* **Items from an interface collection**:
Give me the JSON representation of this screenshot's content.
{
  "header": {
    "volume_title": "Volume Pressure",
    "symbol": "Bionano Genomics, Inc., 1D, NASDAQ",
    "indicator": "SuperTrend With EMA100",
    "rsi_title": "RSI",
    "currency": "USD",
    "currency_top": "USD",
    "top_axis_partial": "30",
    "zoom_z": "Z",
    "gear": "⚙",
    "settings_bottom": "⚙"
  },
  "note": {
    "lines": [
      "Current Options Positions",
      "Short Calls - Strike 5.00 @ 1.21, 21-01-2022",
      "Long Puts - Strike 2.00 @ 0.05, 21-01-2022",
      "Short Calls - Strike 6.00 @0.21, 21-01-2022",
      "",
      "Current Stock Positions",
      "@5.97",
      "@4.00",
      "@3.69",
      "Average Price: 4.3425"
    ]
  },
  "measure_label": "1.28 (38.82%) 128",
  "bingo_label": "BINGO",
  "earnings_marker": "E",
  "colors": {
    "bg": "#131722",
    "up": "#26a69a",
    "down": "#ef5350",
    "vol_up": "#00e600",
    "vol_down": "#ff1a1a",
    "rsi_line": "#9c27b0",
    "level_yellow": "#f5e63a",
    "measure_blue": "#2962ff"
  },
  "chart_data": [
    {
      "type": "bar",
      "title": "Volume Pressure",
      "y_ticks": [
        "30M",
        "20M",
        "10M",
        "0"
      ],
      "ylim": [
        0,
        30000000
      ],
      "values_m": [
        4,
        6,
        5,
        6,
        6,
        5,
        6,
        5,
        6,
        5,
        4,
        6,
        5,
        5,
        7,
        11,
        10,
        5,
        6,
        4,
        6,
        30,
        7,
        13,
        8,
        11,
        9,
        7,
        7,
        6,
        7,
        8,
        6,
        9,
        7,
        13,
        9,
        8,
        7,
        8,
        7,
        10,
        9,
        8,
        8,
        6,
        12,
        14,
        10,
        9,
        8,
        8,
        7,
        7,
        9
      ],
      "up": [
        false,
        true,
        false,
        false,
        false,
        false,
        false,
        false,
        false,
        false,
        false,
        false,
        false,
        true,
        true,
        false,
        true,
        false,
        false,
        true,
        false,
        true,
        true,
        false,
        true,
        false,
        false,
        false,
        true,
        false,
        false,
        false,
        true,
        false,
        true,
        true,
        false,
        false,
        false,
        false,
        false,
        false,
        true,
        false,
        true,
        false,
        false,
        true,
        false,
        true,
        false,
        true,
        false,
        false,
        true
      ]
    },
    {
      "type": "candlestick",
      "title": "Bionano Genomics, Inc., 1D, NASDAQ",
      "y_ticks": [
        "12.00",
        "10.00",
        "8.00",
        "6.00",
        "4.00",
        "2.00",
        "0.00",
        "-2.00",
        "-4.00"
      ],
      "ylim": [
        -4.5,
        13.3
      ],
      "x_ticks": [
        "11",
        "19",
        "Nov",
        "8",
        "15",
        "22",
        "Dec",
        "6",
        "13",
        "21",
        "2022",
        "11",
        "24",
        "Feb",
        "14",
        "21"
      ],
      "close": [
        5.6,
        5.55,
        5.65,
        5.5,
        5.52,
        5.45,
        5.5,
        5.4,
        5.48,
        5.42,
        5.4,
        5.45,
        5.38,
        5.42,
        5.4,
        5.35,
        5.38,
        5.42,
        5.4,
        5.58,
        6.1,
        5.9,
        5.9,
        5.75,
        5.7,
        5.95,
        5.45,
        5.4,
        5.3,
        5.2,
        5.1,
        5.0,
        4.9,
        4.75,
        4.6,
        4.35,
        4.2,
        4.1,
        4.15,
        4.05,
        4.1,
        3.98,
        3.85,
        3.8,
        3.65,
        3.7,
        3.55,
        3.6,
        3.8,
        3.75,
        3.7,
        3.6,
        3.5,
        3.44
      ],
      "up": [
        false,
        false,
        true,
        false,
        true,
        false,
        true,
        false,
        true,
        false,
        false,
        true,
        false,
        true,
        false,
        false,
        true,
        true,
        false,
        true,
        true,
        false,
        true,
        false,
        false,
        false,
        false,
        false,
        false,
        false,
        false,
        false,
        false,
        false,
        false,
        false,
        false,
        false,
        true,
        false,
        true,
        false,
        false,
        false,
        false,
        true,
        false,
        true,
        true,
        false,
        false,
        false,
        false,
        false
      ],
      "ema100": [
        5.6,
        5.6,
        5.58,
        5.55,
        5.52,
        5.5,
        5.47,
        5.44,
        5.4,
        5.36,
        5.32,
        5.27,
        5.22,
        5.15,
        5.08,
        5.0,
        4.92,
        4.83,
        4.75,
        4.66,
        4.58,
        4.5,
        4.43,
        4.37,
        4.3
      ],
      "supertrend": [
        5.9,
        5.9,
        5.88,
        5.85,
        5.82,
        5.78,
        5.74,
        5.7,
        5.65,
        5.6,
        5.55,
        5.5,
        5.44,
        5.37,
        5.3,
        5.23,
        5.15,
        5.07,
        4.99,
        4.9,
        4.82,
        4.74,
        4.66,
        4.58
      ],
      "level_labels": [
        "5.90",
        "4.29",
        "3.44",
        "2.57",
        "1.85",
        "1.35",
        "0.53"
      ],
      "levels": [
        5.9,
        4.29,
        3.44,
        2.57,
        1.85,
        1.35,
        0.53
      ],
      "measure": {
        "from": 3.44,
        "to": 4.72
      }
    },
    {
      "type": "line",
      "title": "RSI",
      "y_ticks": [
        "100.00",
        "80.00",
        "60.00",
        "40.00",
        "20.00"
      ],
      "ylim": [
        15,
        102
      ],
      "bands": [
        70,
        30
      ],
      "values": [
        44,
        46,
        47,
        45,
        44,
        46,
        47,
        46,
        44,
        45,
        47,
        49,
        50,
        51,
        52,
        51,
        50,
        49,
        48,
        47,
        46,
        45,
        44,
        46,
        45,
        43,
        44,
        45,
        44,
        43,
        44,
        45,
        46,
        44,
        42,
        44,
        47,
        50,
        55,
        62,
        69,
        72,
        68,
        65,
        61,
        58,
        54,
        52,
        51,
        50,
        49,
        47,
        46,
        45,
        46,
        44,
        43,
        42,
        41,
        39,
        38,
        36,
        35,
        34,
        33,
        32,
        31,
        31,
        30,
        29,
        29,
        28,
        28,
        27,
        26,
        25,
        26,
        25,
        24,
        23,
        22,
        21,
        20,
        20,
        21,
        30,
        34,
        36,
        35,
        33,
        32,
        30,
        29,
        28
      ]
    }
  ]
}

* **Your task**:
Figure out how many lines in the entries above contain "Calls". Write only that number.

* **Response**:
2